Identify the lines containing the word "margin". Copy each one.

# # #

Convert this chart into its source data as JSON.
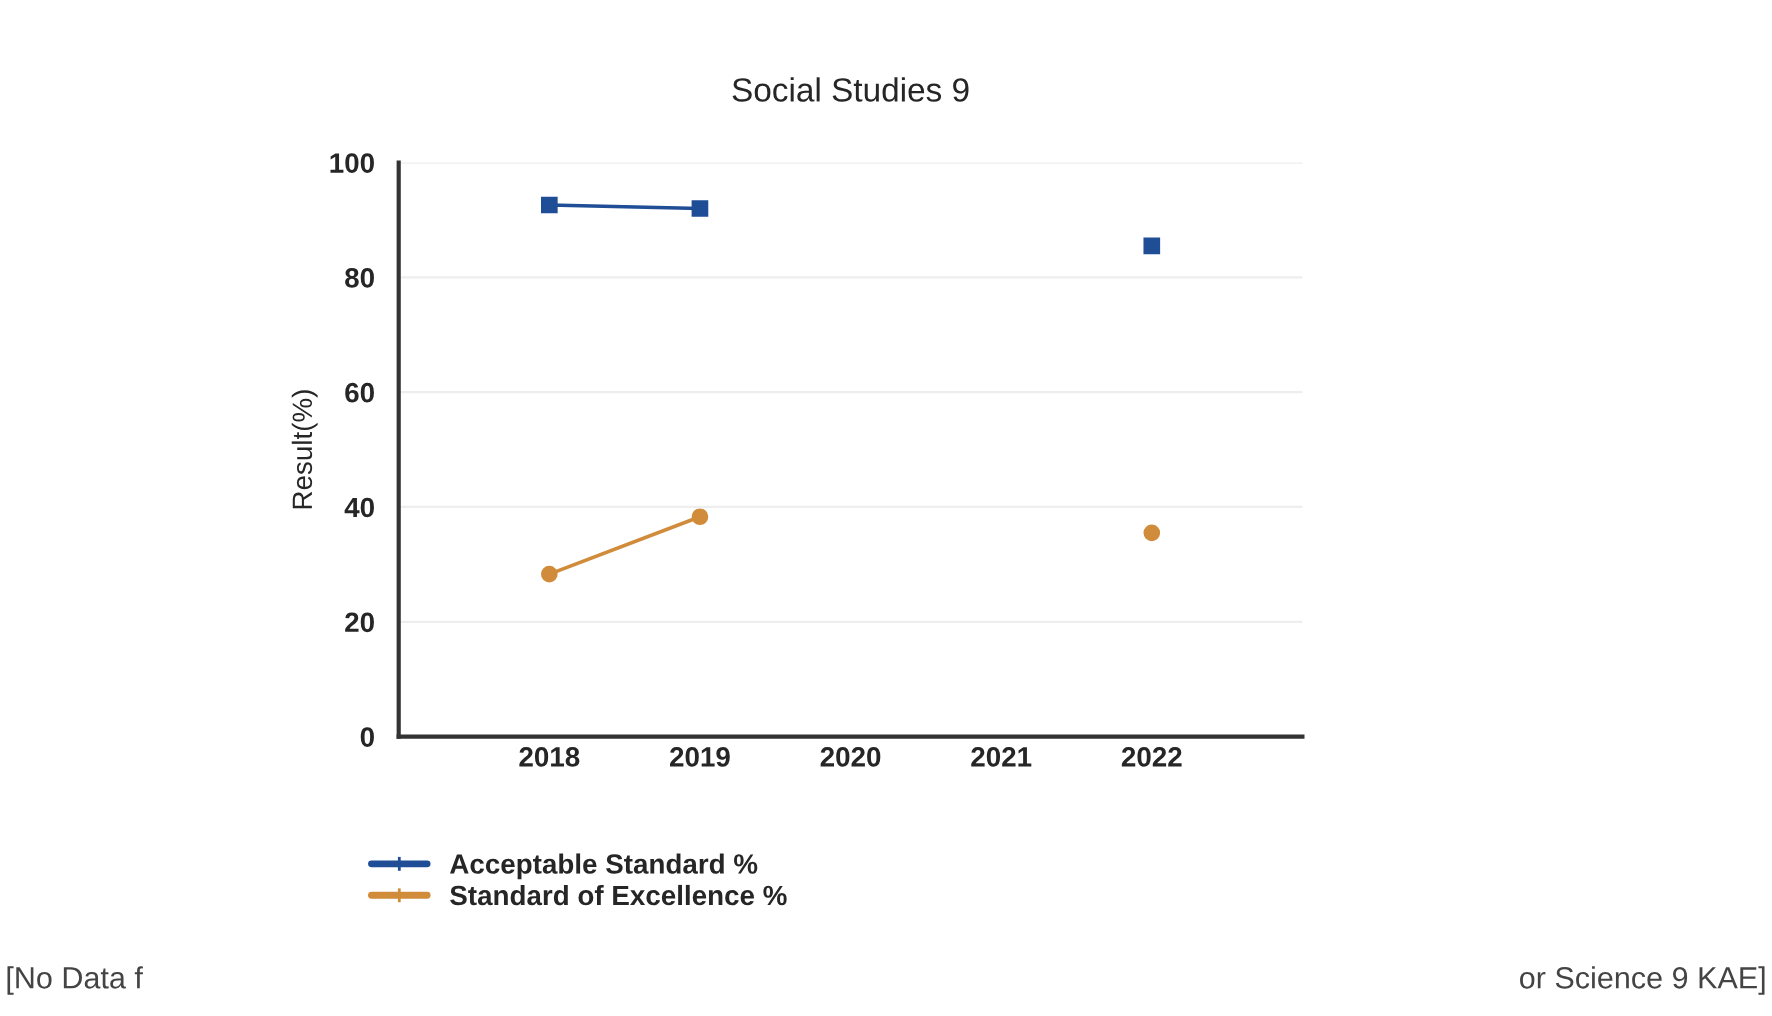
{
  "chart_data": {
    "type": "line",
    "title": "Social Studies 9",
    "ylabel": "Result(%)",
    "categories": [
      "2018",
      "2019",
      "2020",
      "2021",
      "2022"
    ],
    "series": [
      {
        "name": "Acceptable Standard %",
        "color": "#1f4e96",
        "marker": "square",
        "values": [
          92.6,
          92.0,
          null,
          null,
          85.5
        ]
      },
      {
        "name": "Standard of Excellence %",
        "color": "#d08c3a",
        "marker": "circle",
        "values": [
          28.3,
          38.3,
          null,
          null,
          35.5
        ]
      }
    ],
    "ylim": [
      0,
      100
    ],
    "yticks": [
      0,
      20,
      40,
      60,
      80,
      100
    ],
    "grid": "y",
    "legend": "bottom",
    "annotations": [
      "[No Data f",
      "or Science 9 KAE]"
    ]
  }
}
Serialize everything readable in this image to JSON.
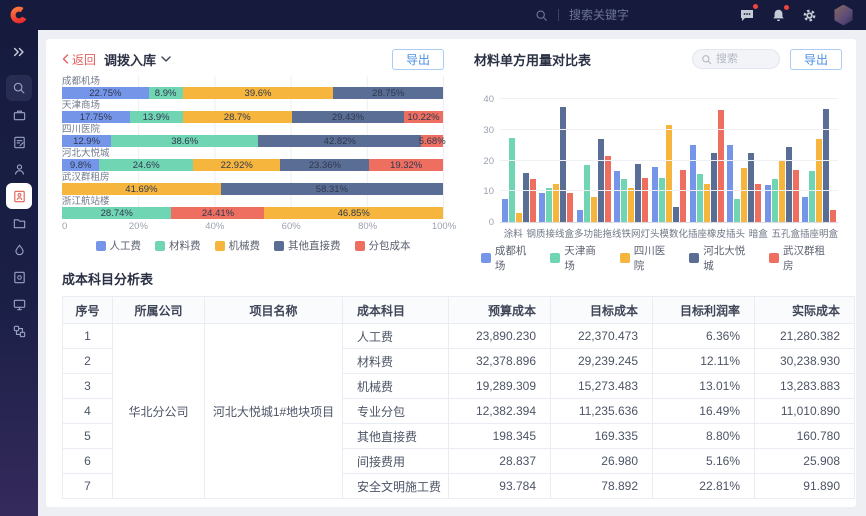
{
  "colors": {
    "accent_blue": "#4a8fe0",
    "back_red": "#e15f5f",
    "header_bg": "#161b3e",
    "badge_red": "#f0453e",
    "series": {
      "blue": "#7596e8",
      "green": "#70d5b2",
      "yellow": "#f6b53d",
      "slate": "#5a6d95",
      "red": "#ee6e60"
    }
  },
  "header": {
    "search_placeholder": "搜索关键字"
  },
  "breadcrumb": {
    "back_label": "返回",
    "title": "调拨入库"
  },
  "left_panel": {
    "export_label": "导出"
  },
  "right_panel": {
    "title": "材料单方用量对比表",
    "search_placeholder": "搜索",
    "export_label": "导出"
  },
  "chart_data": [
    {
      "type": "bar",
      "orientation": "horizontal-stacked",
      "title": "调拨入库",
      "xlim": [
        0,
        100
      ],
      "x_ticks": [
        "0",
        "20%",
        "40%",
        "60%",
        "80%",
        "100%"
      ],
      "legend": [
        "人工费",
        "材料费",
        "机械费",
        "其他直接费",
        "分包成本"
      ],
      "series_colors": {
        "人工费": "#7596e8",
        "材料费": "#70d5b2",
        "机械费": "#f6b53d",
        "其他直接费": "#5a6d95",
        "分包成本": "#ee6e60"
      },
      "rows": [
        {
          "category": "成都机场",
          "segments": [
            [
              "人工费",
              22.75
            ],
            [
              "材料费",
              8.9
            ],
            [
              "机械费",
              39.6
            ],
            [
              "其他直接费",
              28.75
            ]
          ]
        },
        {
          "category": "天津商场",
          "segments": [
            [
              "人工费",
              17.75
            ],
            [
              "材料费",
              13.9
            ],
            [
              "机械费",
              28.7
            ],
            [
              "其他直接费",
              29.43
            ],
            [
              "分包成本",
              10.22
            ]
          ]
        },
        {
          "category": "四川医院",
          "segments": [
            [
              "人工费",
              12.9
            ],
            [
              "材料费",
              38.6
            ],
            [
              "其他直接费",
              42.82
            ],
            [
              "分包成本",
              5.68
            ]
          ]
        },
        {
          "category": "河北大悦城",
          "segments": [
            [
              "人工费",
              9.8
            ],
            [
              "材料费",
              24.6
            ],
            [
              "机械费",
              22.92
            ],
            [
              "其他直接费",
              23.36
            ],
            [
              "分包成本",
              19.32
            ]
          ]
        },
        {
          "category": "武汉群租房",
          "segments": [
            [
              "机械费",
              41.69
            ],
            [
              "其他直接费",
              58.31
            ]
          ]
        },
        {
          "category": "浙江航站楼",
          "segments": [
            [
              "材料费",
              28.74
            ],
            [
              "分包成本",
              24.41
            ],
            [
              "机械费",
              46.85
            ]
          ]
        }
      ]
    },
    {
      "type": "bar",
      "orientation": "vertical-grouped",
      "title": "材料单方用量对比表",
      "categories": [
        "涂料",
        "钢质接线盒",
        "多功能拖线",
        "铁网灯头",
        "模数化插座",
        "橡皮插头",
        "暗盒",
        "五孔盒",
        "插座明盒"
      ],
      "ylim": [
        0,
        45
      ],
      "y_ticks": [
        0,
        10,
        20,
        30,
        40
      ],
      "series": [
        {
          "name": "成都机场",
          "color": "#7596e8",
          "values": [
            7.5,
            9.5,
            4,
            16.5,
            18,
            25,
            25,
            12,
            8
          ]
        },
        {
          "name": "天津商场",
          "color": "#70d5b2",
          "values": [
            27.5,
            11,
            18.5,
            14,
            14.5,
            15.5,
            7.5,
            14,
            16.5
          ]
        },
        {
          "name": "四川医院",
          "color": "#f6b53d",
          "values": [
            3,
            12.5,
            8,
            11,
            31.5,
            12.5,
            17.5,
            20,
            27
          ]
        },
        {
          "name": "河北大悦城",
          "color": "#5a6d95",
          "values": [
            16,
            37.5,
            27,
            19,
            5,
            22.5,
            22.5,
            24.5,
            37
          ]
        },
        {
          "name": "武汉群租房",
          "color": "#ee6e60",
          "values": [
            14,
            9.5,
            21.5,
            14.5,
            17,
            36.5,
            12.5,
            17,
            4
          ]
        }
      ]
    }
  ],
  "table": {
    "title": "成本科目分析表",
    "headers": [
      "序号",
      "所属公司",
      "项目名称",
      "成本科目",
      "预算成本",
      "目标成本",
      "目标利润率",
      "实际成本"
    ],
    "company": "华北分公司",
    "project": "河北大悦城1#地块项目",
    "rows": [
      {
        "no": "1",
        "subject": "人工费",
        "budget": "23,890.230",
        "target": "22,370.473",
        "margin": "6.36%",
        "actual": "21,280.382"
      },
      {
        "no": "2",
        "subject": "材料费",
        "budget": "32,378.896",
        "target": "29,239.245",
        "margin": "12.11%",
        "actual": "30,238.930"
      },
      {
        "no": "3",
        "subject": "机械费",
        "budget": "19,289.309",
        "target": "15,273.483",
        "margin": "13.01%",
        "actual": "13,283.883"
      },
      {
        "no": "4",
        "subject": "专业分包",
        "budget": "12,382.394",
        "target": "11,235.636",
        "margin": "16.49%",
        "actual": "11,010.890"
      },
      {
        "no": "5",
        "subject": "其他直接费",
        "budget": "198.345",
        "target": "169.335",
        "margin": "8.80%",
        "actual": "160.780"
      },
      {
        "no": "6",
        "subject": "间接费用",
        "budget": "28.837",
        "target": "26.980",
        "margin": "5.16%",
        "actual": "25.908"
      },
      {
        "no": "7",
        "subject": "安全文明施工费",
        "budget": "93.784",
        "target": "78.892",
        "margin": "22.81%",
        "actual": "91.890"
      }
    ]
  }
}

# # #

RESPONSE TO THE TASK
        "margin": "6.36%",
        "margin": "12.11%",
        "margin": "13.01%",
        "margin": "16.49%",
        "margin": "8.80%",
        "margin": "5.16%",
        "margin": "22.81%",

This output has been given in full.